─── INPUT FOR THIS TASK

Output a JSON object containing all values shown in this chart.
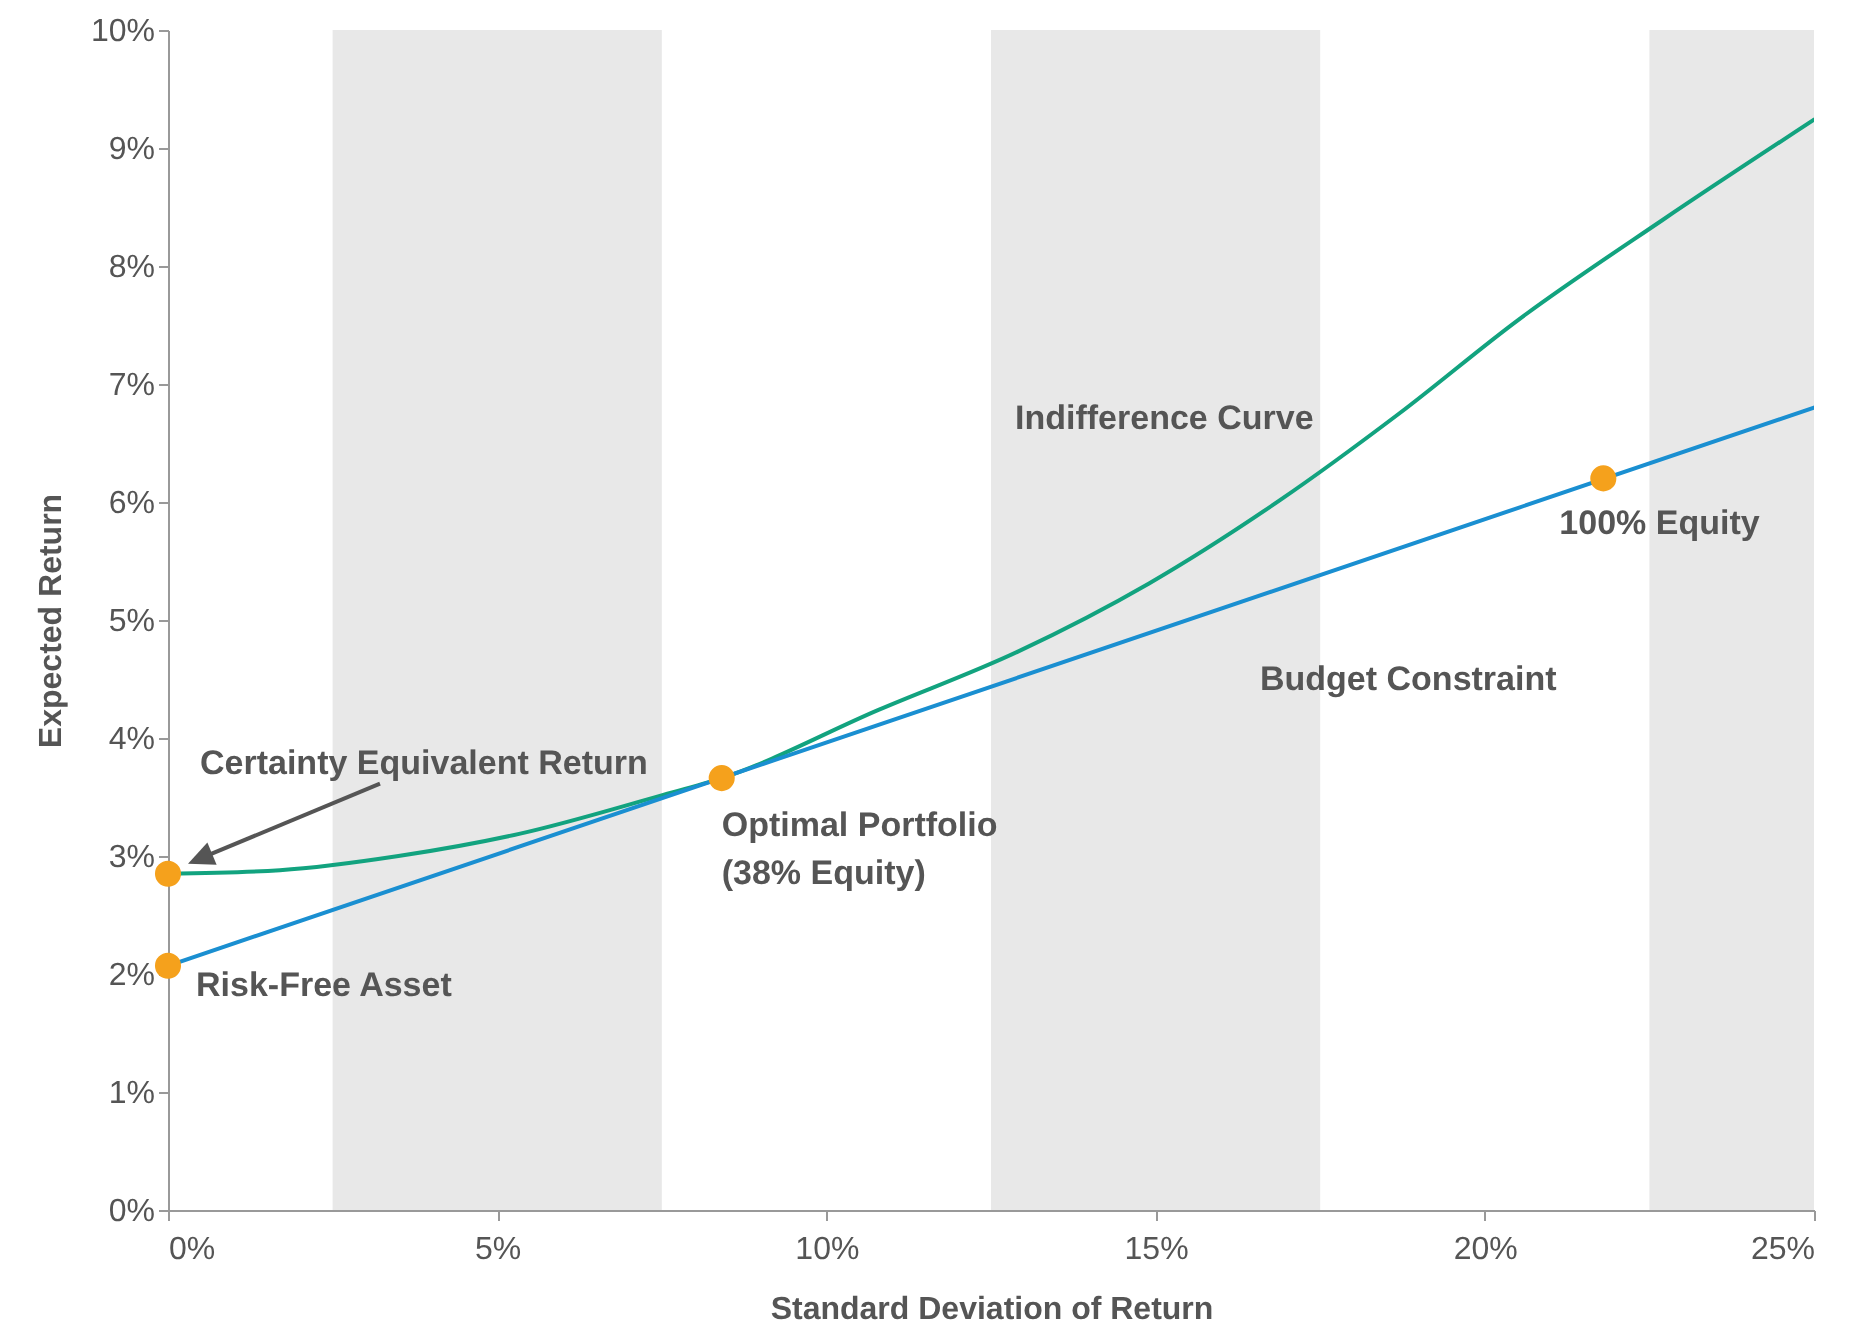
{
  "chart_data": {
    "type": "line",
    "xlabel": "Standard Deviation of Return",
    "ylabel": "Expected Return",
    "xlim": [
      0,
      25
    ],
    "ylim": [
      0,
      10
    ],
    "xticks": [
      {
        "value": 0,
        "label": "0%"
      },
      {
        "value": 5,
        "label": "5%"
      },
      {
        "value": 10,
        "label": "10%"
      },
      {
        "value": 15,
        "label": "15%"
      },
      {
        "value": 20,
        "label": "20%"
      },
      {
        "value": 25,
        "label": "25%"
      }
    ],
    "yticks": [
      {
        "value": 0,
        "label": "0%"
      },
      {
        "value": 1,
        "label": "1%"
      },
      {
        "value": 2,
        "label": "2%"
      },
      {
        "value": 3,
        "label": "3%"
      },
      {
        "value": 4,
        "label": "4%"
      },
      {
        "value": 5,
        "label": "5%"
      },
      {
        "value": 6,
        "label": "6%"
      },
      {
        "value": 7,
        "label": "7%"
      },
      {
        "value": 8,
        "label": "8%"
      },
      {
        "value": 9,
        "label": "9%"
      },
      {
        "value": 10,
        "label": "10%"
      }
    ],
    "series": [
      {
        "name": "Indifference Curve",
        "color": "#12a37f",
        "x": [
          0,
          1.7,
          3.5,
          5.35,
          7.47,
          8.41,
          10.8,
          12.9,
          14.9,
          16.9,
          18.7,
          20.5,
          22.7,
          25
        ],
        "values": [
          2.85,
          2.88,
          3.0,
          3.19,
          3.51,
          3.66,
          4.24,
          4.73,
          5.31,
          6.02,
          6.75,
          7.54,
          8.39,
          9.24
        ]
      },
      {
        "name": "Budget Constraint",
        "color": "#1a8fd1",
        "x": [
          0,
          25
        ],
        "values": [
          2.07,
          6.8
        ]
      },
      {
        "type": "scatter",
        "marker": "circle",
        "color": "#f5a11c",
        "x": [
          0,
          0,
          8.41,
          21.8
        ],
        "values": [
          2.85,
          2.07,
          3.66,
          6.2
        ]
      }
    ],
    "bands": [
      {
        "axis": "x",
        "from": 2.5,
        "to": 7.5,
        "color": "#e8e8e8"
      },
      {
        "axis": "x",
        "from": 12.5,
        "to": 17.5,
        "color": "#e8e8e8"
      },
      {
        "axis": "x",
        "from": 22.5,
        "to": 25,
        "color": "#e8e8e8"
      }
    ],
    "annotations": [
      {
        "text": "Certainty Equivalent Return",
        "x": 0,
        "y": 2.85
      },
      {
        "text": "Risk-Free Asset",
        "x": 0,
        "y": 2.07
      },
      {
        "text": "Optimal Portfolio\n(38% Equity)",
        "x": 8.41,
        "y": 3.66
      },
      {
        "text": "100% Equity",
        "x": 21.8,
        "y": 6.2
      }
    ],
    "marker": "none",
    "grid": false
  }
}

──────

WHAT TO DO
Will you restate every entry word for word and omit the images?

SOLUTION TO THE PROBLEM
Output a JSON object containing all values shown in this chart.
{
  "chart_data": {
    "type": "line",
    "xlabel": "Standard Deviation of Return",
    "ylabel": "Expected Return",
    "xlim": [
      0,
      25
    ],
    "ylim": [
      0,
      10
    ],
    "xticks": [
      {
        "value": 0,
        "label": "0%"
      },
      {
        "value": 5,
        "label": "5%"
      },
      {
        "value": 10,
        "label": "10%"
      },
      {
        "value": 15,
        "label": "15%"
      },
      {
        "value": 20,
        "label": "20%"
      },
      {
        "value": 25,
        "label": "25%"
      }
    ],
    "yticks": [
      {
        "value": 0,
        "label": "0%"
      },
      {
        "value": 1,
        "label": "1%"
      },
      {
        "value": 2,
        "label": "2%"
      },
      {
        "value": 3,
        "label": "3%"
      },
      {
        "value": 4,
        "label": "4%"
      },
      {
        "value": 5,
        "label": "5%"
      },
      {
        "value": 6,
        "label": "6%"
      },
      {
        "value": 7,
        "label": "7%"
      },
      {
        "value": 8,
        "label": "8%"
      },
      {
        "value": 9,
        "label": "9%"
      },
      {
        "value": 10,
        "label": "10%"
      }
    ],
    "series": [
      {
        "name": "Indifference Curve",
        "color": "#12a37f",
        "x": [
          0,
          1.7,
          3.5,
          5.35,
          7.47,
          8.41,
          10.8,
          12.9,
          14.9,
          16.9,
          18.7,
          20.5,
          22.7,
          25
        ],
        "values": [
          2.85,
          2.88,
          3.0,
          3.19,
          3.51,
          3.66,
          4.24,
          4.73,
          5.31,
          6.02,
          6.75,
          7.54,
          8.39,
          9.24
        ]
      },
      {
        "name": "Budget Constraint",
        "color": "#1a8fd1",
        "x": [
          0,
          25
        ],
        "values": [
          2.07,
          6.8
        ]
      },
      {
        "type": "scatter",
        "marker": "circle",
        "color": "#f5a11c",
        "x": [
          0,
          0,
          8.41,
          21.8
        ],
        "values": [
          2.85,
          2.07,
          3.66,
          6.2
        ]
      }
    ],
    "bands": [
      {
        "axis": "x",
        "from": 2.5,
        "to": 7.5,
        "color": "#e8e8e8"
      },
      {
        "axis": "x",
        "from": 12.5,
        "to": 17.5,
        "color": "#e8e8e8"
      },
      {
        "axis": "x",
        "from": 22.5,
        "to": 25,
        "color": "#e8e8e8"
      }
    ],
    "annotations": [
      {
        "text": "Certainty Equivalent Return",
        "x": 0,
        "y": 2.85
      },
      {
        "text": "Risk-Free Asset",
        "x": 0,
        "y": 2.07
      },
      {
        "text": "Optimal Portfolio\n(38% Equity)",
        "x": 8.41,
        "y": 3.66
      },
      {
        "text": "100% Equity",
        "x": 21.8,
        "y": 6.2
      }
    ],
    "marker": "none",
    "grid": false
  }
}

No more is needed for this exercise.